WHAT IS NEEDED
Copy the data below line for line, without changing any character.

GIVEN ENTRIES
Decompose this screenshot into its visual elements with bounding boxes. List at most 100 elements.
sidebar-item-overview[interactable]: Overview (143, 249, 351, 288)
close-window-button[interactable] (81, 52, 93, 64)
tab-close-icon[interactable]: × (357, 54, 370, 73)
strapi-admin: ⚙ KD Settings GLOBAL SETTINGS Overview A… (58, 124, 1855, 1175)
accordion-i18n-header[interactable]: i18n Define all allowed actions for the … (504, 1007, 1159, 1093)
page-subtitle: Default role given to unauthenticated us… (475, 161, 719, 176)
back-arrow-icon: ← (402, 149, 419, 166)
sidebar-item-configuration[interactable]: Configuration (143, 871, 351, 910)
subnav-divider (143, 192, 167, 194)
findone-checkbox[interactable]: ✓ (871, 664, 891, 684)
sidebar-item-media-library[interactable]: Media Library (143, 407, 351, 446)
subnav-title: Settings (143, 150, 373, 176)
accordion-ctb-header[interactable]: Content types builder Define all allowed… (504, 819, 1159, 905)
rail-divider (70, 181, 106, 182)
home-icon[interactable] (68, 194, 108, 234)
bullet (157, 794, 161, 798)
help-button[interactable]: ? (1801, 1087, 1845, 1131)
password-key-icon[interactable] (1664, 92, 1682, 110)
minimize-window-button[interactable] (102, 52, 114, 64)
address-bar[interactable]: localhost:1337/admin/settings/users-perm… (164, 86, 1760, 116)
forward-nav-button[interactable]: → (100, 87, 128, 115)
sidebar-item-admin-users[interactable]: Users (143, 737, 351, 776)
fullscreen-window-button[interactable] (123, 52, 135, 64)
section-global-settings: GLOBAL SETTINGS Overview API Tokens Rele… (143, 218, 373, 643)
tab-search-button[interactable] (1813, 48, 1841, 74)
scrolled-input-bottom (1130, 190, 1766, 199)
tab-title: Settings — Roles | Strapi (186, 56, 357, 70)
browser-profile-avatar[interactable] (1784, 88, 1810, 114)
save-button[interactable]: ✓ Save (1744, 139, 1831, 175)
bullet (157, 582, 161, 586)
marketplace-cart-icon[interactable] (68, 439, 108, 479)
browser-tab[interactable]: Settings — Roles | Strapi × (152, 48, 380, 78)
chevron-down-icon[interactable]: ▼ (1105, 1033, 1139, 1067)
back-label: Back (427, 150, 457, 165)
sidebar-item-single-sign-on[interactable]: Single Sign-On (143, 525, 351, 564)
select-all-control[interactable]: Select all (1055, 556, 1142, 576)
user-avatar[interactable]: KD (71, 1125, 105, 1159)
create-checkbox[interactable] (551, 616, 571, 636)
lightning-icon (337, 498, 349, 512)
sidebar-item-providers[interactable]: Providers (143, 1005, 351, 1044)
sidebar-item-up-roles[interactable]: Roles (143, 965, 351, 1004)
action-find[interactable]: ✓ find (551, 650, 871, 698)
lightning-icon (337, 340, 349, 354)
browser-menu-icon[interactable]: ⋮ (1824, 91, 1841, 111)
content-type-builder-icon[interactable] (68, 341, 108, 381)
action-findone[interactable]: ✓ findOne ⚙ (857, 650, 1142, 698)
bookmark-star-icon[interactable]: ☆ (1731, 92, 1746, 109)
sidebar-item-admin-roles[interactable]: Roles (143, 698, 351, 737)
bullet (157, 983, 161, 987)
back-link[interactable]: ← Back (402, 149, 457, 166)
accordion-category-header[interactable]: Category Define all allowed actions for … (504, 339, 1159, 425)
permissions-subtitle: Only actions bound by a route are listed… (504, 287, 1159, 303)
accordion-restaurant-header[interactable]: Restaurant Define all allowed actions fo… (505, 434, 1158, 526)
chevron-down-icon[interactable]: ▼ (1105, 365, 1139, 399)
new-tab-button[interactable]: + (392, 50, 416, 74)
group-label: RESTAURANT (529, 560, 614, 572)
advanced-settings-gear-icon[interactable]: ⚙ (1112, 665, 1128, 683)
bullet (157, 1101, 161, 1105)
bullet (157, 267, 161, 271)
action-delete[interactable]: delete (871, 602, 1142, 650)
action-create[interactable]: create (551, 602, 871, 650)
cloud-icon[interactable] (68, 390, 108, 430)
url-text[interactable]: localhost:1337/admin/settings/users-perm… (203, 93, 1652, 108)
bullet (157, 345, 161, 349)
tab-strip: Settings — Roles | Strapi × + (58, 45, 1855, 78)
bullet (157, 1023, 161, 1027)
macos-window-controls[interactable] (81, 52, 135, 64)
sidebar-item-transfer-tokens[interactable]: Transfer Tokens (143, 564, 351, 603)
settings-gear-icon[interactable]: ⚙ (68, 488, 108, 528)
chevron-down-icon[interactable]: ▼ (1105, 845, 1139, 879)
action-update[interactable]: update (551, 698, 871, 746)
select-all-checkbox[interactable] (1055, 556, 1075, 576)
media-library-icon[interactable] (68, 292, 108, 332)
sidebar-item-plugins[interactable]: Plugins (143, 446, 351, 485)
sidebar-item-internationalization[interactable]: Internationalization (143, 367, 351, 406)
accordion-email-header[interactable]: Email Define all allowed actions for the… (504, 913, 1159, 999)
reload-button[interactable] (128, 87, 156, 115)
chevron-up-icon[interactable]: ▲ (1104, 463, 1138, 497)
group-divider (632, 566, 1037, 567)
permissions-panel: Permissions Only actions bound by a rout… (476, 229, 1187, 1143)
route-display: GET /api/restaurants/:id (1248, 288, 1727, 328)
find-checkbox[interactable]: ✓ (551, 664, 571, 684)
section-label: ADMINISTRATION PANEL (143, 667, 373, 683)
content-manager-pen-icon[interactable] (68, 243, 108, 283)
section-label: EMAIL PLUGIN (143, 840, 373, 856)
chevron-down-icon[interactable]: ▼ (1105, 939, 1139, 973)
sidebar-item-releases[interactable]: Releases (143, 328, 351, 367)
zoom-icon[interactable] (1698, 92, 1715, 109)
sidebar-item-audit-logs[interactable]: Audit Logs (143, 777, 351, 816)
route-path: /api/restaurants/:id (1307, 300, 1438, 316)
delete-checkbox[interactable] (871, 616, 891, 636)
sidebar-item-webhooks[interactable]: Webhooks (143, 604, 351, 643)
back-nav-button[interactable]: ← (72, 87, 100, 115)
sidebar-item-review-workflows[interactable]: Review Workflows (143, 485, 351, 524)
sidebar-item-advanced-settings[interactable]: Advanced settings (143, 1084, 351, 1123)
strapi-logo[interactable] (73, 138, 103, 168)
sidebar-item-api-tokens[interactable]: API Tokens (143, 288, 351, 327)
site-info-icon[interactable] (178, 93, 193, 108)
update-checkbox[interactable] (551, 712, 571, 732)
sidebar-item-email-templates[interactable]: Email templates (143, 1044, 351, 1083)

WORKED ANSWER
Decompose this screenshot into its visual elements with bounding boxes. List at most 100 elements.
sidebar-item-overview[interactable]: Overview (143, 249, 351, 288)
close-window-button[interactable] (81, 52, 93, 64)
tab-close-icon[interactable]: × (357, 54, 370, 73)
strapi-admin: ⚙ KD Settings GLOBAL SETTINGS Overview A… (58, 124, 1855, 1175)
accordion-i18n-header[interactable]: i18n Define all allowed actions for the … (504, 1007, 1159, 1093)
page-subtitle: Default role given to unauthenticated us… (475, 161, 719, 176)
back-arrow-icon: ← (402, 149, 419, 166)
sidebar-item-configuration[interactable]: Configuration (143, 871, 351, 910)
subnav-divider (143, 192, 167, 194)
findone-checkbox[interactable]: ✓ (871, 664, 891, 684)
sidebar-item-media-library[interactable]: Media Library (143, 407, 351, 446)
subnav-title: Settings (143, 150, 373, 176)
accordion-ctb-header[interactable]: Content types builder Define all allowed… (504, 819, 1159, 905)
rail-divider (70, 181, 106, 182)
home-icon[interactable] (68, 194, 108, 234)
bullet (157, 794, 161, 798)
help-button[interactable]: ? (1801, 1087, 1845, 1131)
password-key-icon[interactable] (1664, 92, 1682, 110)
minimize-window-button[interactable] (102, 52, 114, 64)
address-bar[interactable]: localhost:1337/admin/settings/users-perm… (164, 86, 1760, 116)
forward-nav-button[interactable]: → (100, 87, 128, 115)
sidebar-item-admin-users[interactable]: Users (143, 737, 351, 776)
fullscreen-window-button[interactable] (123, 52, 135, 64)
section-global-settings: GLOBAL SETTINGS Overview API Tokens Rele… (143, 218, 373, 643)
tab-search-button[interactable] (1813, 48, 1841, 74)
scrolled-input-bottom (1130, 190, 1766, 199)
tab-title: Settings — Roles | Strapi (186, 56, 357, 70)
browser-profile-avatar[interactable] (1784, 88, 1810, 114)
save-button[interactable]: ✓ Save (1744, 139, 1831, 175)
bullet (157, 582, 161, 586)
marketplace-cart-icon[interactable] (68, 439, 108, 479)
browser-tab[interactable]: Settings — Roles | Strapi × (152, 48, 380, 78)
chevron-down-icon[interactable]: ▼ (1105, 1033, 1139, 1067)
back-label: Back (427, 150, 457, 165)
sidebar-item-single-sign-on[interactable]: Single Sign-On (143, 525, 351, 564)
select-all-control[interactable]: Select all (1055, 556, 1142, 576)
user-avatar[interactable]: KD (71, 1125, 105, 1159)
create-checkbox[interactable] (551, 616, 571, 636)
lightning-icon (337, 498, 349, 512)
sidebar-item-providers[interactable]: Providers (143, 1005, 351, 1044)
sidebar-item-up-roles[interactable]: Roles (143, 965, 351, 1004)
action-find[interactable]: ✓ find (551, 650, 871, 698)
lightning-icon (337, 340, 349, 354)
browser-menu-icon[interactable]: ⋮ (1824, 91, 1841, 111)
content-type-builder-icon[interactable] (68, 341, 108, 381)
action-findone[interactable]: ✓ findOne ⚙ (857, 650, 1142, 698)
bookmark-star-icon[interactable]: ☆ (1731, 92, 1746, 109)
sidebar-item-admin-roles[interactable]: Roles (143, 698, 351, 737)
bullet (157, 983, 161, 987)
back-link[interactable]: ← Back (402, 149, 457, 166)
accordion-category-header[interactable]: Category Define all allowed actions for … (504, 339, 1159, 425)
permissions-subtitle: Only actions bound by a route are listed… (504, 287, 1159, 303)
accordion-restaurant-header[interactable]: Restaurant Define all allowed actions fo… (505, 434, 1158, 526)
chevron-down-icon[interactable]: ▼ (1105, 365, 1139, 399)
new-tab-button[interactable]: + (392, 50, 416, 74)
group-label: RESTAURANT (529, 560, 614, 572)
advanced-settings-gear-icon[interactable]: ⚙ (1112, 665, 1128, 683)
bullet (157, 1101, 161, 1105)
bullet (157, 267, 161, 271)
action-delete[interactable]: delete (871, 602, 1142, 650)
action-create[interactable]: create (551, 602, 871, 650)
cloud-icon[interactable] (68, 390, 108, 430)
url-text[interactable]: localhost:1337/admin/settings/users-perm… (203, 93, 1652, 108)
bullet (157, 345, 161, 349)
tab-strip: Settings — Roles | Strapi × + (58, 45, 1855, 78)
bullet (157, 1023, 161, 1027)
macos-window-controls[interactable] (81, 52, 135, 64)
sidebar-item-transfer-tokens[interactable]: Transfer Tokens (143, 564, 351, 603)
settings-gear-icon[interactable]: ⚙ (68, 488, 108, 528)
chevron-down-icon[interactable]: ▼ (1105, 845, 1139, 879)
action-update[interactable]: update (551, 698, 871, 746)
select-all-checkbox[interactable] (1055, 556, 1075, 576)
media-library-icon[interactable] (68, 292, 108, 332)
sidebar-item-plugins[interactable]: Plugins (143, 446, 351, 485)
sidebar-item-internationalization[interactable]: Internationalization (143, 367, 351, 406)
accordion-email-header[interactable]: Email Define all allowed actions for the… (504, 913, 1159, 999)
reload-button[interactable] (128, 87, 156, 115)
chevron-up-icon[interactable]: ▲ (1104, 463, 1138, 497)
group-divider (632, 566, 1037, 567)
permissions-panel: Permissions Only actions bound by a rout… (476, 229, 1187, 1143)
route-display: GET /api/restaurants/:id (1248, 288, 1727, 328)
find-checkbox[interactable]: ✓ (551, 664, 571, 684)
section-label: ADMINISTRATION PANEL (143, 667, 373, 683)
content-manager-pen-icon[interactable] (68, 243, 108, 283)
section-label: EMAIL PLUGIN (143, 840, 373, 856)
chevron-down-icon[interactable]: ▼ (1105, 939, 1139, 973)
sidebar-item-releases[interactable]: Releases (143, 328, 351, 367)
zoom-icon[interactable] (1698, 92, 1715, 109)
sidebar-item-audit-logs[interactable]: Audit Logs (143, 777, 351, 816)
route-path: /api/restaurants/:id (1307, 300, 1438, 316)
delete-checkbox[interactable] (871, 616, 891, 636)
sidebar-item-webhooks[interactable]: Webhooks (143, 604, 351, 643)
back-nav-button[interactable]: ← (72, 87, 100, 115)
sidebar-item-review-workflows[interactable]: Review Workflows (143, 485, 351, 524)
sidebar-item-advanced-settings[interactable]: Advanced settings (143, 1084, 351, 1123)
strapi-logo[interactable] (73, 138, 103, 168)
sidebar-item-api-tokens[interactable]: API Tokens (143, 288, 351, 327)
site-info-icon[interactable] (178, 93, 193, 108)
update-checkbox[interactable] (551, 712, 571, 732)
sidebar-item-email-templates[interactable]: Email templates (143, 1044, 351, 1083)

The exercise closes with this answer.